= GIVEN DATA =
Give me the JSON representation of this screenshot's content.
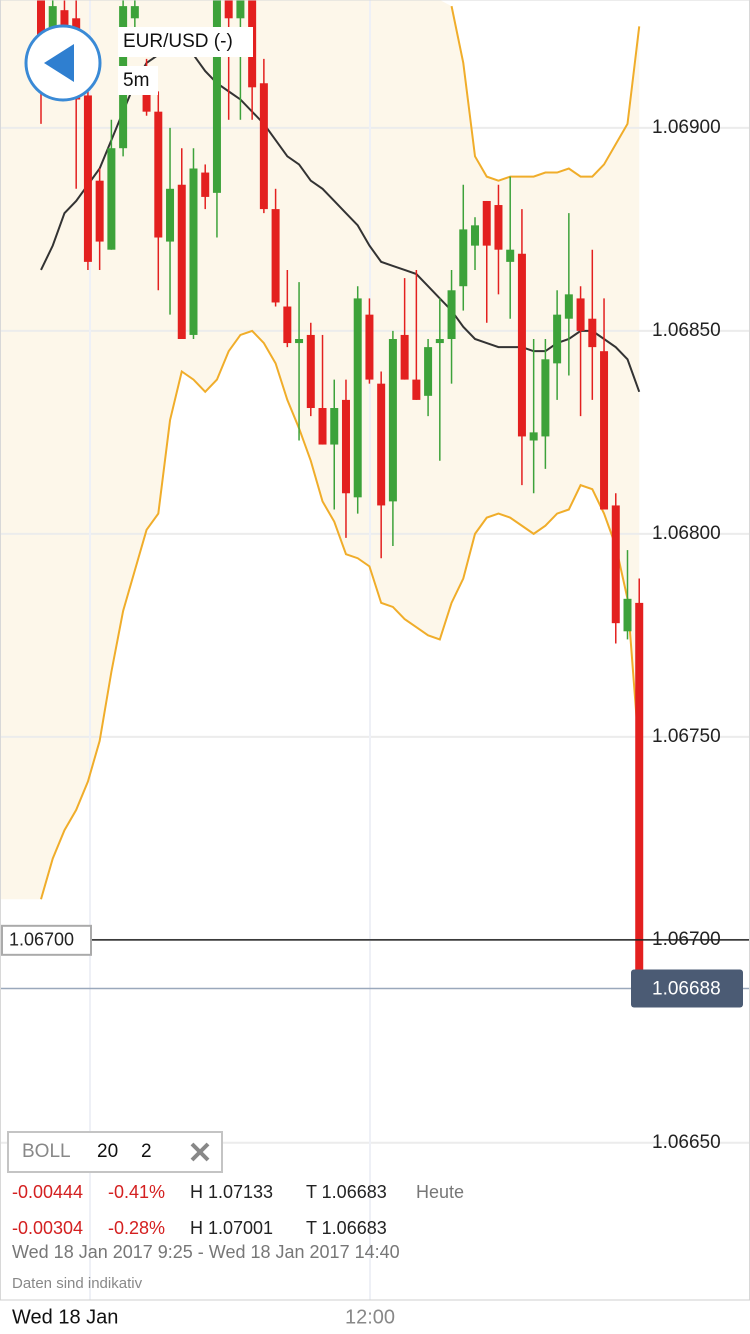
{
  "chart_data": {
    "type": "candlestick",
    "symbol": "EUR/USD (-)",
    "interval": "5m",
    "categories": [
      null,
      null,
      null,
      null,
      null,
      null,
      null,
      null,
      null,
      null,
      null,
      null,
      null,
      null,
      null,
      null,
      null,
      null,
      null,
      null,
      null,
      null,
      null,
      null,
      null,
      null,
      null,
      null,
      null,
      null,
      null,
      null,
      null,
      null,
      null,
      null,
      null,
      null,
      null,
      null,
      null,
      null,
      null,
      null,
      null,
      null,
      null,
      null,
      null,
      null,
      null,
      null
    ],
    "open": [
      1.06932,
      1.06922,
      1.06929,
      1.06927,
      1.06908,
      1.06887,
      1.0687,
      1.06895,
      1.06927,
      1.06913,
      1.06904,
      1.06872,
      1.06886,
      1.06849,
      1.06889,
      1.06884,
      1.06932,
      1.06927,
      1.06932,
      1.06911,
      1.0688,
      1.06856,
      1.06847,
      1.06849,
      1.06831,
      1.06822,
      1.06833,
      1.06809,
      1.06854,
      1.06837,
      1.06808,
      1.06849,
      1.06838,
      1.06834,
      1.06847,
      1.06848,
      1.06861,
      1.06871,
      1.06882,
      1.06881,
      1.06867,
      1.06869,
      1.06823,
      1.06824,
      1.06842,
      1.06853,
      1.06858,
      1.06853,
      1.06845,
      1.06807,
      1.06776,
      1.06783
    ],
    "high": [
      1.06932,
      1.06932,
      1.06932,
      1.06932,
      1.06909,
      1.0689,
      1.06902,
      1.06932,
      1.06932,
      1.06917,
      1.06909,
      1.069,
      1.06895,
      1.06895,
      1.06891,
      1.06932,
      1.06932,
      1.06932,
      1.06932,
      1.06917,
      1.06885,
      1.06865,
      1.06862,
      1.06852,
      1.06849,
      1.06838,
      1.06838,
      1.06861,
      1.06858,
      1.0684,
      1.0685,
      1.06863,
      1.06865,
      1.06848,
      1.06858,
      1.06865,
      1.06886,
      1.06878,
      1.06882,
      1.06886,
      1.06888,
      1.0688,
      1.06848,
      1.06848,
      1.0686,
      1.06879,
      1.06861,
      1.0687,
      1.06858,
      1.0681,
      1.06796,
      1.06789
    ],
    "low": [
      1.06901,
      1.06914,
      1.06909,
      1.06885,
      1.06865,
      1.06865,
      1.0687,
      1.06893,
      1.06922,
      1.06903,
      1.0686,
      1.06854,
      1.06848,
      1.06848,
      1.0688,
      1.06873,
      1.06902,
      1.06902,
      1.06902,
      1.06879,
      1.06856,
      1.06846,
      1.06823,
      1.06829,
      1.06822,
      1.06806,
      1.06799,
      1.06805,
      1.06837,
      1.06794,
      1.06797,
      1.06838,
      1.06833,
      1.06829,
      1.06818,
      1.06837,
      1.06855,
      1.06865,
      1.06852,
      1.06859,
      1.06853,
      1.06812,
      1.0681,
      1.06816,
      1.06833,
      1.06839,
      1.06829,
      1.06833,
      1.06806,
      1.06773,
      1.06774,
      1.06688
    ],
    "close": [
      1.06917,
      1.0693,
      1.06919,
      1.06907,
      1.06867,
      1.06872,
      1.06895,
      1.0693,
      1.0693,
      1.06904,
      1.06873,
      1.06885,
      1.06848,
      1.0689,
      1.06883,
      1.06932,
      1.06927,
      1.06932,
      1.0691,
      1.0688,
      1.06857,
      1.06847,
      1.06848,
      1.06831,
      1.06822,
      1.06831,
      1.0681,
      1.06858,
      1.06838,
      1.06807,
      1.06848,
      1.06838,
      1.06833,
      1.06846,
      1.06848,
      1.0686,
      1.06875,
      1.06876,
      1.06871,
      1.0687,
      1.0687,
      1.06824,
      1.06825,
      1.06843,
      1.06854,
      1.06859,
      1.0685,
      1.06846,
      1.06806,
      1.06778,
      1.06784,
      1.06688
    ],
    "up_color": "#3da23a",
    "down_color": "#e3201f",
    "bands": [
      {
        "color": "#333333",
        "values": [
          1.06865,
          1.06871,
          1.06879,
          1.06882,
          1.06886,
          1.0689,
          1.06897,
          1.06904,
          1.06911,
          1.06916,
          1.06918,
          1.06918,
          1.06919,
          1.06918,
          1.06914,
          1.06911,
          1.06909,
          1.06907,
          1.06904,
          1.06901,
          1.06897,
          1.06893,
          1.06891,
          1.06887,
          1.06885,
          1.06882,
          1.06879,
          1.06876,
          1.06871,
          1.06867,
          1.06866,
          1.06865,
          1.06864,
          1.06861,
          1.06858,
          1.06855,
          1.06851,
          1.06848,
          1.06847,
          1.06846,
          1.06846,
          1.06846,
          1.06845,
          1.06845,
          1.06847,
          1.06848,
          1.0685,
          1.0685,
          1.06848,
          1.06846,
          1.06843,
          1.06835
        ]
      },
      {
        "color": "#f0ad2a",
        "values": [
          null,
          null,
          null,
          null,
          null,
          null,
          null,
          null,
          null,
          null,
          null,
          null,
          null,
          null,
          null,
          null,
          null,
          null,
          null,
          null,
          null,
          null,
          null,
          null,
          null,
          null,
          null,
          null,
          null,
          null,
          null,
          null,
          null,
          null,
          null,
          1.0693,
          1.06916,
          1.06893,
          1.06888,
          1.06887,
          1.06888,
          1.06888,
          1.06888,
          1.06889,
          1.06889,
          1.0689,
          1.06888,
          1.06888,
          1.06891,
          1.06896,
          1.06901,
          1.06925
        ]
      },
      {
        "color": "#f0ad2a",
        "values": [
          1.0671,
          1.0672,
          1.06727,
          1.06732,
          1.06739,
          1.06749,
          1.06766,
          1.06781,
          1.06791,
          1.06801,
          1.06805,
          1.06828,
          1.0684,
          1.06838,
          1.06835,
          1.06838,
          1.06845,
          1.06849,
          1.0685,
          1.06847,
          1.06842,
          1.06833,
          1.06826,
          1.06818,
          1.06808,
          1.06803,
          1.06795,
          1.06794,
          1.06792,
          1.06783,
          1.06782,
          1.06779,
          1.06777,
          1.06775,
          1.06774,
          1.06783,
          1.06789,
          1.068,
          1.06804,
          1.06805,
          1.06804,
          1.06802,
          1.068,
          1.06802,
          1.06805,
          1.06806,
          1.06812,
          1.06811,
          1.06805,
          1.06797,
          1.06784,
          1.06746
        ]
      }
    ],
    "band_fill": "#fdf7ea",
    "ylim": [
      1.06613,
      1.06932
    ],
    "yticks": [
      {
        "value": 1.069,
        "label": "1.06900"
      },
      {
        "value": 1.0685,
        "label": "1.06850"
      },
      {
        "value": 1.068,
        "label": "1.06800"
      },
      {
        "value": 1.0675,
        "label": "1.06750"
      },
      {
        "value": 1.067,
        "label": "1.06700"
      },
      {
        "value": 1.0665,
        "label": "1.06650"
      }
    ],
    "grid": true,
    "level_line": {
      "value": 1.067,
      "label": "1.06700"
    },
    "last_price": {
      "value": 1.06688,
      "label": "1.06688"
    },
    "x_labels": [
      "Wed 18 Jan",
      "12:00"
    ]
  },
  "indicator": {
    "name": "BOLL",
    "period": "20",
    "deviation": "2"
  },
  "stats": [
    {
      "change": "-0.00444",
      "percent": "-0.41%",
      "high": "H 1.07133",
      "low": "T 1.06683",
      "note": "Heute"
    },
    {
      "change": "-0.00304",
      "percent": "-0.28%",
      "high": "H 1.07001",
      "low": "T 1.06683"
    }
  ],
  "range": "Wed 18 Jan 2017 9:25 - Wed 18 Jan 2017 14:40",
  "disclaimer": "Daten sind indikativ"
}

= DIRECTIONS FOR THIS TASK =
Reproduce the material word for word, minus the images.

= CORRECT OUTPUT =
Give me the JSON representation of this screenshot's content.
{
  "chart_data": {
    "type": "candlestick",
    "symbol": "EUR/USD (-)",
    "interval": "5m",
    "categories": [
      null,
      null,
      null,
      null,
      null,
      null,
      null,
      null,
      null,
      null,
      null,
      null,
      null,
      null,
      null,
      null,
      null,
      null,
      null,
      null,
      null,
      null,
      null,
      null,
      null,
      null,
      null,
      null,
      null,
      null,
      null,
      null,
      null,
      null,
      null,
      null,
      null,
      null,
      null,
      null,
      null,
      null,
      null,
      null,
      null,
      null,
      null,
      null,
      null,
      null,
      null,
      null
    ],
    "open": [
      1.06932,
      1.06922,
      1.06929,
      1.06927,
      1.06908,
      1.06887,
      1.0687,
      1.06895,
      1.06927,
      1.06913,
      1.06904,
      1.06872,
      1.06886,
      1.06849,
      1.06889,
      1.06884,
      1.06932,
      1.06927,
      1.06932,
      1.06911,
      1.0688,
      1.06856,
      1.06847,
      1.06849,
      1.06831,
      1.06822,
      1.06833,
      1.06809,
      1.06854,
      1.06837,
      1.06808,
      1.06849,
      1.06838,
      1.06834,
      1.06847,
      1.06848,
      1.06861,
      1.06871,
      1.06882,
      1.06881,
      1.06867,
      1.06869,
      1.06823,
      1.06824,
      1.06842,
      1.06853,
      1.06858,
      1.06853,
      1.06845,
      1.06807,
      1.06776,
      1.06783
    ],
    "high": [
      1.06932,
      1.06932,
      1.06932,
      1.06932,
      1.06909,
      1.0689,
      1.06902,
      1.06932,
      1.06932,
      1.06917,
      1.06909,
      1.069,
      1.06895,
      1.06895,
      1.06891,
      1.06932,
      1.06932,
      1.06932,
      1.06932,
      1.06917,
      1.06885,
      1.06865,
      1.06862,
      1.06852,
      1.06849,
      1.06838,
      1.06838,
      1.06861,
      1.06858,
      1.0684,
      1.0685,
      1.06863,
      1.06865,
      1.06848,
      1.06858,
      1.06865,
      1.06886,
      1.06878,
      1.06882,
      1.06886,
      1.06888,
      1.0688,
      1.06848,
      1.06848,
      1.0686,
      1.06879,
      1.06861,
      1.0687,
      1.06858,
      1.0681,
      1.06796,
      1.06789
    ],
    "low": [
      1.06901,
      1.06914,
      1.06909,
      1.06885,
      1.06865,
      1.06865,
      1.0687,
      1.06893,
      1.06922,
      1.06903,
      1.0686,
      1.06854,
      1.06848,
      1.06848,
      1.0688,
      1.06873,
      1.06902,
      1.06902,
      1.06902,
      1.06879,
      1.06856,
      1.06846,
      1.06823,
      1.06829,
      1.06822,
      1.06806,
      1.06799,
      1.06805,
      1.06837,
      1.06794,
      1.06797,
      1.06838,
      1.06833,
      1.06829,
      1.06818,
      1.06837,
      1.06855,
      1.06865,
      1.06852,
      1.06859,
      1.06853,
      1.06812,
      1.0681,
      1.06816,
      1.06833,
      1.06839,
      1.06829,
      1.06833,
      1.06806,
      1.06773,
      1.06774,
      1.06688
    ],
    "close": [
      1.06917,
      1.0693,
      1.06919,
      1.06907,
      1.06867,
      1.06872,
      1.06895,
      1.0693,
      1.0693,
      1.06904,
      1.06873,
      1.06885,
      1.06848,
      1.0689,
      1.06883,
      1.06932,
      1.06927,
      1.06932,
      1.0691,
      1.0688,
      1.06857,
      1.06847,
      1.06848,
      1.06831,
      1.06822,
      1.06831,
      1.0681,
      1.06858,
      1.06838,
      1.06807,
      1.06848,
      1.06838,
      1.06833,
      1.06846,
      1.06848,
      1.0686,
      1.06875,
      1.06876,
      1.06871,
      1.0687,
      1.0687,
      1.06824,
      1.06825,
      1.06843,
      1.06854,
      1.06859,
      1.0685,
      1.06846,
      1.06806,
      1.06778,
      1.06784,
      1.06688
    ],
    "up_color": "#3da23a",
    "down_color": "#e3201f",
    "bands": [
      {
        "color": "#333333",
        "values": [
          1.06865,
          1.06871,
          1.06879,
          1.06882,
          1.06886,
          1.0689,
          1.06897,
          1.06904,
          1.06911,
          1.06916,
          1.06918,
          1.06918,
          1.06919,
          1.06918,
          1.06914,
          1.06911,
          1.06909,
          1.06907,
          1.06904,
          1.06901,
          1.06897,
          1.06893,
          1.06891,
          1.06887,
          1.06885,
          1.06882,
          1.06879,
          1.06876,
          1.06871,
          1.06867,
          1.06866,
          1.06865,
          1.06864,
          1.06861,
          1.06858,
          1.06855,
          1.06851,
          1.06848,
          1.06847,
          1.06846,
          1.06846,
          1.06846,
          1.06845,
          1.06845,
          1.06847,
          1.06848,
          1.0685,
          1.0685,
          1.06848,
          1.06846,
          1.06843,
          1.06835
        ]
      },
      {
        "color": "#f0ad2a",
        "values": [
          null,
          null,
          null,
          null,
          null,
          null,
          null,
          null,
          null,
          null,
          null,
          null,
          null,
          null,
          null,
          null,
          null,
          null,
          null,
          null,
          null,
          null,
          null,
          null,
          null,
          null,
          null,
          null,
          null,
          null,
          null,
          null,
          null,
          null,
          null,
          1.0693,
          1.06916,
          1.06893,
          1.06888,
          1.06887,
          1.06888,
          1.06888,
          1.06888,
          1.06889,
          1.06889,
          1.0689,
          1.06888,
          1.06888,
          1.06891,
          1.06896,
          1.06901,
          1.06925
        ]
      },
      {
        "color": "#f0ad2a",
        "values": [
          1.0671,
          1.0672,
          1.06727,
          1.06732,
          1.06739,
          1.06749,
          1.06766,
          1.06781,
          1.06791,
          1.06801,
          1.06805,
          1.06828,
          1.0684,
          1.06838,
          1.06835,
          1.06838,
          1.06845,
          1.06849,
          1.0685,
          1.06847,
          1.06842,
          1.06833,
          1.06826,
          1.06818,
          1.06808,
          1.06803,
          1.06795,
          1.06794,
          1.06792,
          1.06783,
          1.06782,
          1.06779,
          1.06777,
          1.06775,
          1.06774,
          1.06783,
          1.06789,
          1.068,
          1.06804,
          1.06805,
          1.06804,
          1.06802,
          1.068,
          1.06802,
          1.06805,
          1.06806,
          1.06812,
          1.06811,
          1.06805,
          1.06797,
          1.06784,
          1.06746
        ]
      }
    ],
    "band_fill": "#fdf7ea",
    "ylim": [
      1.06613,
      1.06932
    ],
    "yticks": [
      {
        "value": 1.069,
        "label": "1.06900"
      },
      {
        "value": 1.0685,
        "label": "1.06850"
      },
      {
        "value": 1.068,
        "label": "1.06800"
      },
      {
        "value": 1.0675,
        "label": "1.06750"
      },
      {
        "value": 1.067,
        "label": "1.06700"
      },
      {
        "value": 1.0665,
        "label": "1.06650"
      }
    ],
    "grid": true,
    "level_line": {
      "value": 1.067,
      "label": "1.06700"
    },
    "last_price": {
      "value": 1.06688,
      "label": "1.06688"
    },
    "x_labels": [
      "Wed 18 Jan",
      "12:00"
    ]
  },
  "indicator": {
    "name": "BOLL",
    "period": "20",
    "deviation": "2"
  },
  "stats": [
    {
      "change": "-0.00444",
      "percent": "-0.41%",
      "high": "H 1.07133",
      "low": "T 1.06683",
      "note": "Heute"
    },
    {
      "change": "-0.00304",
      "percent": "-0.28%",
      "high": "H 1.07001",
      "low": "T 1.06683"
    }
  ],
  "range": "Wed 18 Jan 2017 9:25 - Wed 18 Jan 2017 14:40",
  "disclaimer": "Daten sind indikativ"
}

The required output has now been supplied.